» What you should do:
Verbatim output of all the material below is required.

** Start Data lines **

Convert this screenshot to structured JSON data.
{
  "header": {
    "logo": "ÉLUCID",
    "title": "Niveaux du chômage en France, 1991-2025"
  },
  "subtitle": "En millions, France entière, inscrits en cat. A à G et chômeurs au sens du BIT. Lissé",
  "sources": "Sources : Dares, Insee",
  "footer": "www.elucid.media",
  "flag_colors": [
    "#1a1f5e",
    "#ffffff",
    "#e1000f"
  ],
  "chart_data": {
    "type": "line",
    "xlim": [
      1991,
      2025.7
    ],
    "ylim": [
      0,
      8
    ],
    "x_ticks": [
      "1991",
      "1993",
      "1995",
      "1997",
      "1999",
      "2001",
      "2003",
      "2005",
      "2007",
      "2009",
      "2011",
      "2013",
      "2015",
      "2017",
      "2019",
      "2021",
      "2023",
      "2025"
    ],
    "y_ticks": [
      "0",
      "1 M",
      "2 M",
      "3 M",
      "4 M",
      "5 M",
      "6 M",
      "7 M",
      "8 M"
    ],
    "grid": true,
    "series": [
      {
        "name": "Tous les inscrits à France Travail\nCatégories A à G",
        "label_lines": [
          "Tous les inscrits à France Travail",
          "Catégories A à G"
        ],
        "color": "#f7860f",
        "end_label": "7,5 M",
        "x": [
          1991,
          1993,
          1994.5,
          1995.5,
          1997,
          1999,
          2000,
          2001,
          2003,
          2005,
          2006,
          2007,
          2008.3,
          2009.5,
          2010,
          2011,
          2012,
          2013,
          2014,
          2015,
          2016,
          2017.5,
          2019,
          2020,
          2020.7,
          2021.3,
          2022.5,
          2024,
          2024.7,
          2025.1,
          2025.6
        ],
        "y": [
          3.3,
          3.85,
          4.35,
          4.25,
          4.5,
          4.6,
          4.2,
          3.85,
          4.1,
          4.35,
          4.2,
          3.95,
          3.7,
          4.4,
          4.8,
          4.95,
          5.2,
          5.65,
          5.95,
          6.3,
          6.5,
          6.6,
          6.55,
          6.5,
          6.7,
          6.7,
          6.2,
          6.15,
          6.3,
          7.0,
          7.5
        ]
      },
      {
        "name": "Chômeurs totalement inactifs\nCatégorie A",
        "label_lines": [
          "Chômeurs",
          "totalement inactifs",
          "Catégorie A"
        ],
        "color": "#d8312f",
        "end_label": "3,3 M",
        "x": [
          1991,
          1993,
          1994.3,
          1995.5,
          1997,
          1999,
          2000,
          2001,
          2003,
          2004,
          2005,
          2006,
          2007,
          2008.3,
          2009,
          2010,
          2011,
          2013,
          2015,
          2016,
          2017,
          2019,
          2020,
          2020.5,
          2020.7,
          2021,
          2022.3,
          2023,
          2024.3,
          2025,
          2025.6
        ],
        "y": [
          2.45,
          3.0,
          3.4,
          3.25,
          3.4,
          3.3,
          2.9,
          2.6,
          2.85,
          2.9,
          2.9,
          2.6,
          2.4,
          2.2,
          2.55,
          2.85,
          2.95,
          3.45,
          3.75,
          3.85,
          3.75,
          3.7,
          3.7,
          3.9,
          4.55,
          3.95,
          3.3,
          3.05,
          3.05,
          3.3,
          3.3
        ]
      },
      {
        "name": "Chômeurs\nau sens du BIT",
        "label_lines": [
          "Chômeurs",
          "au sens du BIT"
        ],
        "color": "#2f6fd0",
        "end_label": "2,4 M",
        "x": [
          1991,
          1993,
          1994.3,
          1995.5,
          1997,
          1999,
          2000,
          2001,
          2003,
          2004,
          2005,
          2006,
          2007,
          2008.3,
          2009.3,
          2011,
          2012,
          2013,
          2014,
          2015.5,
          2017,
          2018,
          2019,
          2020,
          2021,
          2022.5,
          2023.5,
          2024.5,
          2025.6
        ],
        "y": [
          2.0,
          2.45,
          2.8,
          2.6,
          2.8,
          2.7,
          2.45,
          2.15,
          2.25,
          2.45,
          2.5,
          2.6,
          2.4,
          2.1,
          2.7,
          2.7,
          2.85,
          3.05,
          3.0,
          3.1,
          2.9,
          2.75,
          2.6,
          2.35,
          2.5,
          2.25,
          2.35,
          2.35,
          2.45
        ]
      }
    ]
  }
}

** End Data lines **

» Exercise answer:
Convert this screenshot to structured JSON data.
{
  "header": {
    "logo": "ÉLUCID",
    "title": "Niveaux du chômage en France, 1991-2025"
  },
  "subtitle": "En millions, France entière, inscrits en cat. A à G et chômeurs au sens du BIT. Lissé",
  "sources": "Sources : Dares, Insee",
  "footer": "www.elucid.media",
  "flag_colors": [
    "#1a1f5e",
    "#ffffff",
    "#e1000f"
  ],
  "chart_data": {
    "type": "line",
    "xlim": [
      1991,
      2025.7
    ],
    "ylim": [
      0,
      8
    ],
    "x_ticks": [
      "1991",
      "1993",
      "1995",
      "1997",
      "1999",
      "2001",
      "2003",
      "2005",
      "2007",
      "2009",
      "2011",
      "2013",
      "2015",
      "2017",
      "2019",
      "2021",
      "2023",
      "2025"
    ],
    "y_ticks": [
      "0",
      "1 M",
      "2 M",
      "3 M",
      "4 M",
      "5 M",
      "6 M",
      "7 M",
      "8 M"
    ],
    "grid": true,
    "series": [
      {
        "name": "Tous les inscrits à France Travail\nCatégories A à G",
        "label_lines": [
          "Tous les inscrits à France Travail",
          "Catégories A à G"
        ],
        "color": "#f7860f",
        "end_label": "7,5 M",
        "x": [
          1991,
          1993,
          1994.5,
          1995.5,
          1997,
          1999,
          2000,
          2001,
          2003,
          2005,
          2006,
          2007,
          2008.3,
          2009.5,
          2010,
          2011,
          2012,
          2013,
          2014,
          2015,
          2016,
          2017.5,
          2019,
          2020,
          2020.7,
          2021.3,
          2022.5,
          2024,
          2024.7,
          2025.1,
          2025.6
        ],
        "y": [
          3.3,
          3.85,
          4.35,
          4.25,
          4.5,
          4.6,
          4.2,
          3.85,
          4.1,
          4.35,
          4.2,
          3.95,
          3.7,
          4.4,
          4.8,
          4.95,
          5.2,
          5.65,
          5.95,
          6.3,
          6.5,
          6.6,
          6.55,
          6.5,
          6.7,
          6.7,
          6.2,
          6.15,
          6.3,
          7.0,
          7.5
        ]
      },
      {
        "name": "Chômeurs totalement inactifs\nCatégorie A",
        "label_lines": [
          "Chômeurs",
          "totalement inactifs",
          "Catégorie A"
        ],
        "color": "#d8312f",
        "end_label": "3,3 M",
        "x": [
          1991,
          1993,
          1994.3,
          1995.5,
          1997,
          1999,
          2000,
          2001,
          2003,
          2004,
          2005,
          2006,
          2007,
          2008.3,
          2009,
          2010,
          2011,
          2013,
          2015,
          2016,
          2017,
          2019,
          2020,
          2020.5,
          2020.7,
          2021,
          2022.3,
          2023,
          2024.3,
          2025,
          2025.6
        ],
        "y": [
          2.45,
          3.0,
          3.4,
          3.25,
          3.4,
          3.3,
          2.9,
          2.6,
          2.85,
          2.9,
          2.9,
          2.6,
          2.4,
          2.2,
          2.55,
          2.85,
          2.95,
          3.45,
          3.75,
          3.85,
          3.75,
          3.7,
          3.7,
          3.9,
          4.55,
          3.95,
          3.3,
          3.05,
          3.05,
          3.3,
          3.3
        ]
      },
      {
        "name": "Chômeurs\nau sens du BIT",
        "label_lines": [
          "Chômeurs",
          "au sens du BIT"
        ],
        "color": "#2f6fd0",
        "end_label": "2,4 M",
        "x": [
          1991,
          1993,
          1994.3,
          1995.5,
          1997,
          1999,
          2000,
          2001,
          2003,
          2004,
          2005,
          2006,
          2007,
          2008.3,
          2009.3,
          2011,
          2012,
          2013,
          2014,
          2015.5,
          2017,
          2018,
          2019,
          2020,
          2021,
          2022.5,
          2023.5,
          2024.5,
          2025.6
        ],
        "y": [
          2.0,
          2.45,
          2.8,
          2.6,
          2.8,
          2.7,
          2.45,
          2.15,
          2.25,
          2.45,
          2.5,
          2.6,
          2.4,
          2.1,
          2.7,
          2.7,
          2.85,
          3.05,
          3.0,
          3.1,
          2.9,
          2.75,
          2.6,
          2.35,
          2.5,
          2.25,
          2.35,
          2.35,
          2.45
        ]
      }
    ]
  }
}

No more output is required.